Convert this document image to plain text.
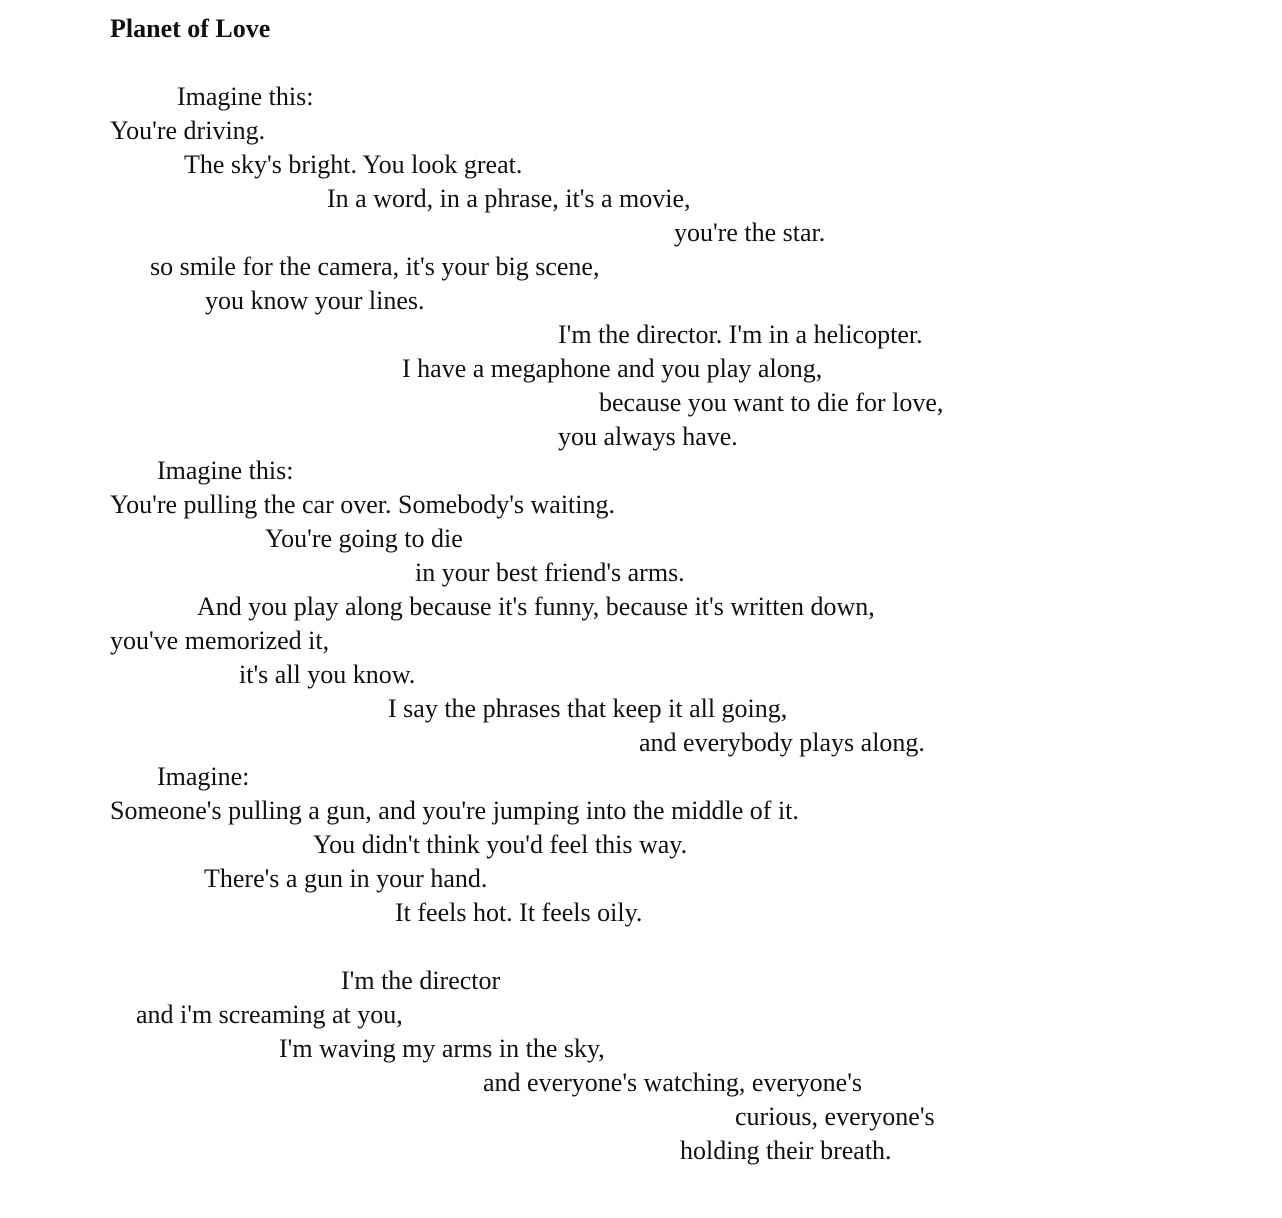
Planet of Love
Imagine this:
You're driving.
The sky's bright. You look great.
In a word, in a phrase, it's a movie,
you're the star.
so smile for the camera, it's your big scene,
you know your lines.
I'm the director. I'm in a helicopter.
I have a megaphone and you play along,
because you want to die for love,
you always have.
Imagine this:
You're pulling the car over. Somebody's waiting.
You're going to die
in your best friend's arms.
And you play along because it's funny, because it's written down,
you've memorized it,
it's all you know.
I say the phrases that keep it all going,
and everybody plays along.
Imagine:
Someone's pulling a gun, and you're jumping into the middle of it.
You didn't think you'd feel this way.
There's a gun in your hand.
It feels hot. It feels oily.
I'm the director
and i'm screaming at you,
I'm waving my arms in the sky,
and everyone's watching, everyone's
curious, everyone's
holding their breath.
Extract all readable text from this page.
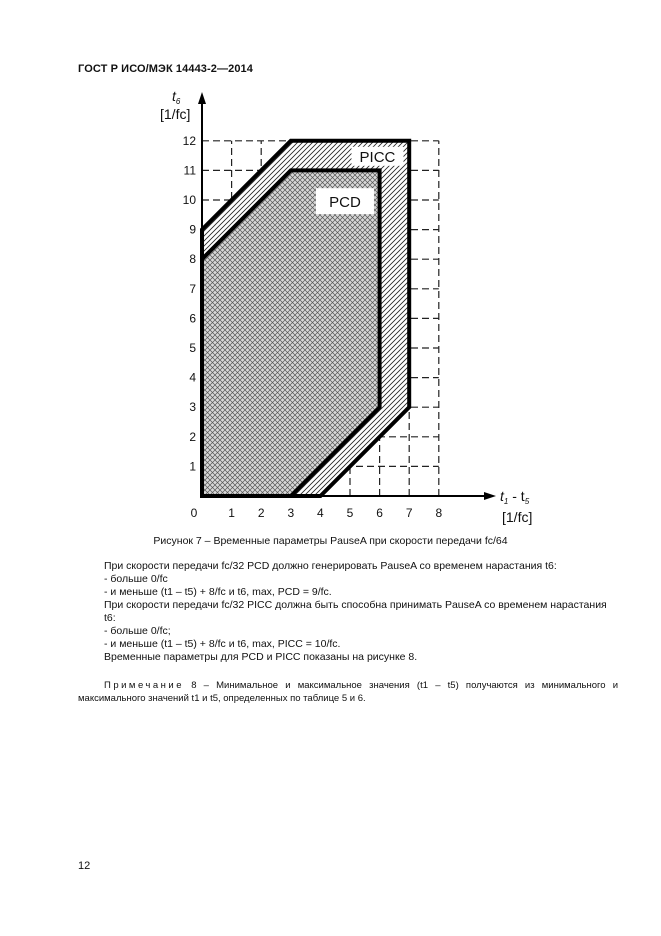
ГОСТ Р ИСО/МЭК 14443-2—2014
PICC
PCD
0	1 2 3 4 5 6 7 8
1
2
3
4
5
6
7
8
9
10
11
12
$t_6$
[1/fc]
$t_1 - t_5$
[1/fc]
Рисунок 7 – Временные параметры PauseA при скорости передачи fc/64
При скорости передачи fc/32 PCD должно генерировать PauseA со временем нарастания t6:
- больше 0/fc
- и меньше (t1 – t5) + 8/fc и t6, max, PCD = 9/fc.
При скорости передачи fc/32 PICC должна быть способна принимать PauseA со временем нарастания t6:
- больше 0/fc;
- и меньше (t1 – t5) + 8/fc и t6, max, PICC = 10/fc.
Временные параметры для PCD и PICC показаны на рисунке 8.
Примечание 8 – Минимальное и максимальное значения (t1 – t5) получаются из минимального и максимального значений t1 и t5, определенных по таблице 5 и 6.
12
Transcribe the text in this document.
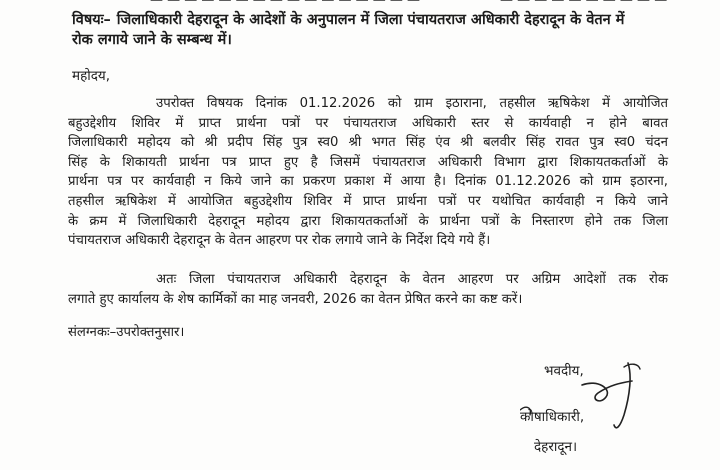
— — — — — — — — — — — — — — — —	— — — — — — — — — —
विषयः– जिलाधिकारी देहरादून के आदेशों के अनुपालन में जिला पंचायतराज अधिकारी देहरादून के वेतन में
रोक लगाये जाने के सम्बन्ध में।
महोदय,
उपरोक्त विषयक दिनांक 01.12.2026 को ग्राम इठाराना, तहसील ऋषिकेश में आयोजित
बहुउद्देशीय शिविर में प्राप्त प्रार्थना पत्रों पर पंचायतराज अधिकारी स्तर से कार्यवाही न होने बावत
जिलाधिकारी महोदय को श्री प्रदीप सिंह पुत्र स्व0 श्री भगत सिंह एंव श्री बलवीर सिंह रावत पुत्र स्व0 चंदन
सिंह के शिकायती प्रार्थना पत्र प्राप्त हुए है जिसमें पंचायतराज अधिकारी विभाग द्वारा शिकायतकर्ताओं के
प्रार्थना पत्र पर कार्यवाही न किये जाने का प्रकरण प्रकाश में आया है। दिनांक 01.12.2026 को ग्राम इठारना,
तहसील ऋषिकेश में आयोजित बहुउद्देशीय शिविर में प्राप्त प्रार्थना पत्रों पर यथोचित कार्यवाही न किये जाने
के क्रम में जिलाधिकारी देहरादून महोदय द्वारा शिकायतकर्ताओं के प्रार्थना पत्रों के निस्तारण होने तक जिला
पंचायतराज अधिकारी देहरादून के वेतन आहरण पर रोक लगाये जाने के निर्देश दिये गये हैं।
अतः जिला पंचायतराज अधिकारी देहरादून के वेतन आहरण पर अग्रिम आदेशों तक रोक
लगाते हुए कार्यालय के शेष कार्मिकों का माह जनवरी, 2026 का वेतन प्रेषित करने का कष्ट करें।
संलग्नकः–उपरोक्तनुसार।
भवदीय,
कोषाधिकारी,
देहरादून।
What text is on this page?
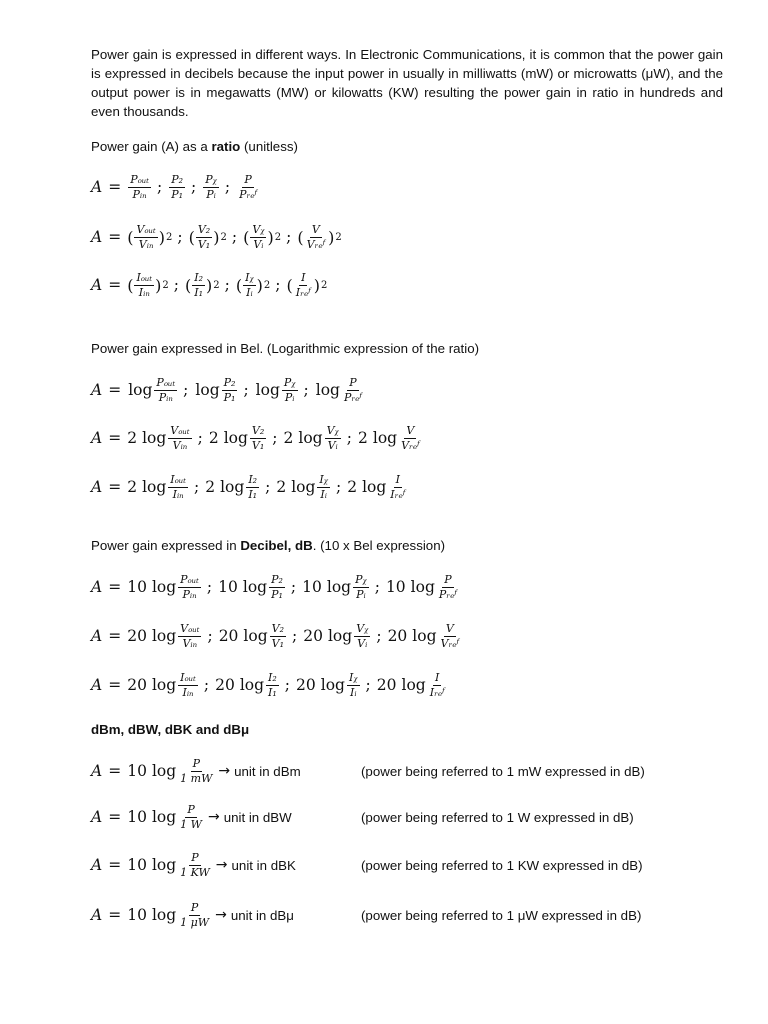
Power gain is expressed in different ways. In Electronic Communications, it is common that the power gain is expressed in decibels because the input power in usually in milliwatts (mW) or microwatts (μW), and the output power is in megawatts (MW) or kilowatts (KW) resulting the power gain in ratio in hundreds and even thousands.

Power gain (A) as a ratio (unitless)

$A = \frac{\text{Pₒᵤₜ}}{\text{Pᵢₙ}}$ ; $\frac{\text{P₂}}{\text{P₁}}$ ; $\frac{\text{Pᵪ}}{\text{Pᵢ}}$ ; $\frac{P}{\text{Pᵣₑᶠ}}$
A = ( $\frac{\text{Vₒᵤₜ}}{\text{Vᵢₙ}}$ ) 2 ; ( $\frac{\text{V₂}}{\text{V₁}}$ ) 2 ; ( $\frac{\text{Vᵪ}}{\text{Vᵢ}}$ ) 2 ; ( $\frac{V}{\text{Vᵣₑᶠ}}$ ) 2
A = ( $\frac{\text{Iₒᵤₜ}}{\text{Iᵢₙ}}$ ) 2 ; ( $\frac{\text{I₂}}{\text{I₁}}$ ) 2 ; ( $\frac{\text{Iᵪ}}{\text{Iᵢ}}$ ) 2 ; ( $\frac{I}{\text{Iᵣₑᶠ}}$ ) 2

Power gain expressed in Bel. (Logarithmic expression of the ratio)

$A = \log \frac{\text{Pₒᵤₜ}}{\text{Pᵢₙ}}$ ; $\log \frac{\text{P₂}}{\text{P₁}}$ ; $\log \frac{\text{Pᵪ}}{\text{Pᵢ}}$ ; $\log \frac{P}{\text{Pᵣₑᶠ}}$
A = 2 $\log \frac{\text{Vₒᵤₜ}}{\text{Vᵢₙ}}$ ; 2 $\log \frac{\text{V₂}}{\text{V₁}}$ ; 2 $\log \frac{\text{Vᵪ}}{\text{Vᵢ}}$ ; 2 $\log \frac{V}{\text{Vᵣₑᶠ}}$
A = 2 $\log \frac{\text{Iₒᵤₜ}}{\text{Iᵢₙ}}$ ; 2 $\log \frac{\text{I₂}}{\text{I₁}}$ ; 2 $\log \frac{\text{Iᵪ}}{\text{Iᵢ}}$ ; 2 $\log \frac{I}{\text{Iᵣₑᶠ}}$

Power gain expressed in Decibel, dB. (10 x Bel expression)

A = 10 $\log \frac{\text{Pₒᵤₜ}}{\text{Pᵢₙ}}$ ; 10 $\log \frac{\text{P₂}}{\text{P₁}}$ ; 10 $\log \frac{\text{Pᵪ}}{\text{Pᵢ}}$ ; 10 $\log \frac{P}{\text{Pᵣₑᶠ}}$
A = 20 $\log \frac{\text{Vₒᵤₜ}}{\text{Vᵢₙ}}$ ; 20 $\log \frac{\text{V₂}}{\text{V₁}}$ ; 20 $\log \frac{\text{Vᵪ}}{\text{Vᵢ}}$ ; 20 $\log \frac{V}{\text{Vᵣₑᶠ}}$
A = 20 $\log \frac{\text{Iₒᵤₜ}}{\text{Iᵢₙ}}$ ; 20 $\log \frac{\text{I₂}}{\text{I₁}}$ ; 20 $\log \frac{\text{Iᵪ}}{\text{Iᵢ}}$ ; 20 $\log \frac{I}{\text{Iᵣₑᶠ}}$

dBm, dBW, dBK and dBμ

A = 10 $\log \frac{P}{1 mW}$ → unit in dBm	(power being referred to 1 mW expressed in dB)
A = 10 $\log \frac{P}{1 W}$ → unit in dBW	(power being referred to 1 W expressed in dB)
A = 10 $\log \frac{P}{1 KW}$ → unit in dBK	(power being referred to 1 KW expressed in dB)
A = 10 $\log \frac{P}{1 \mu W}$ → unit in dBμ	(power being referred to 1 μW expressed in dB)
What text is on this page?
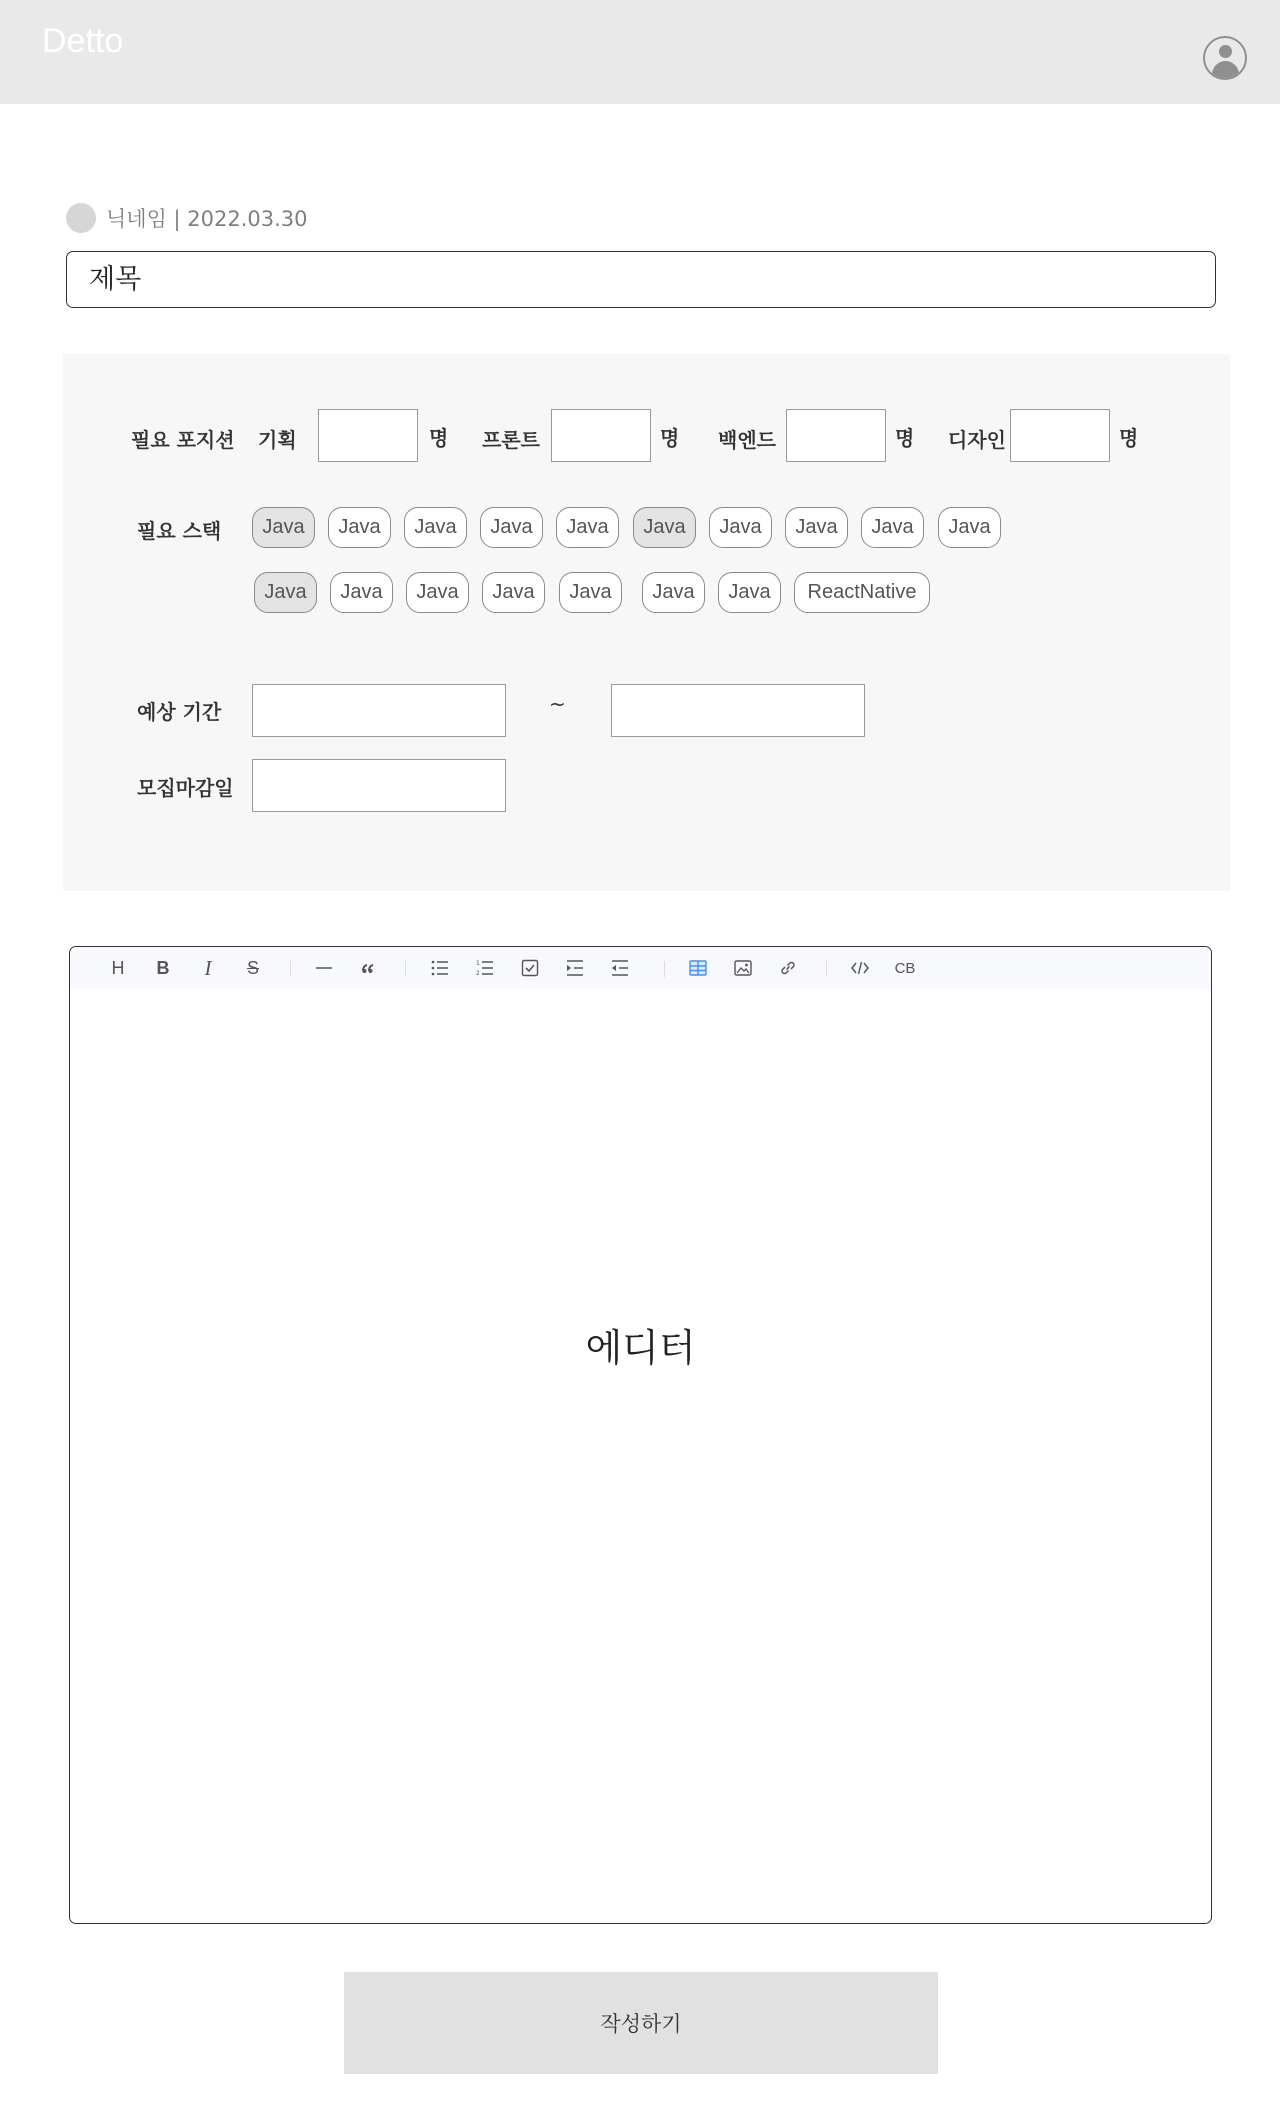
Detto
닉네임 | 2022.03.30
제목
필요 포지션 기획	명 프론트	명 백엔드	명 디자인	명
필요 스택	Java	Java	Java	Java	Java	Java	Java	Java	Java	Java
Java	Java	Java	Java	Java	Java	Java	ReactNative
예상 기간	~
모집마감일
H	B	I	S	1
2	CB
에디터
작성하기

WHAT IS EXPECTED —
Pull out the lines above in which the word "आहरण" appears.

SOLUTION —
पंचायतराज अधिकारी देहरादून के वेतन आहरण पर रोक लगाये जाने के निर्देश दिये गये हैं।
अतः जिला पंचायतराज अधिकारी देहरादून के वेतन आहरण पर अग्रिम आदेशों तक रोक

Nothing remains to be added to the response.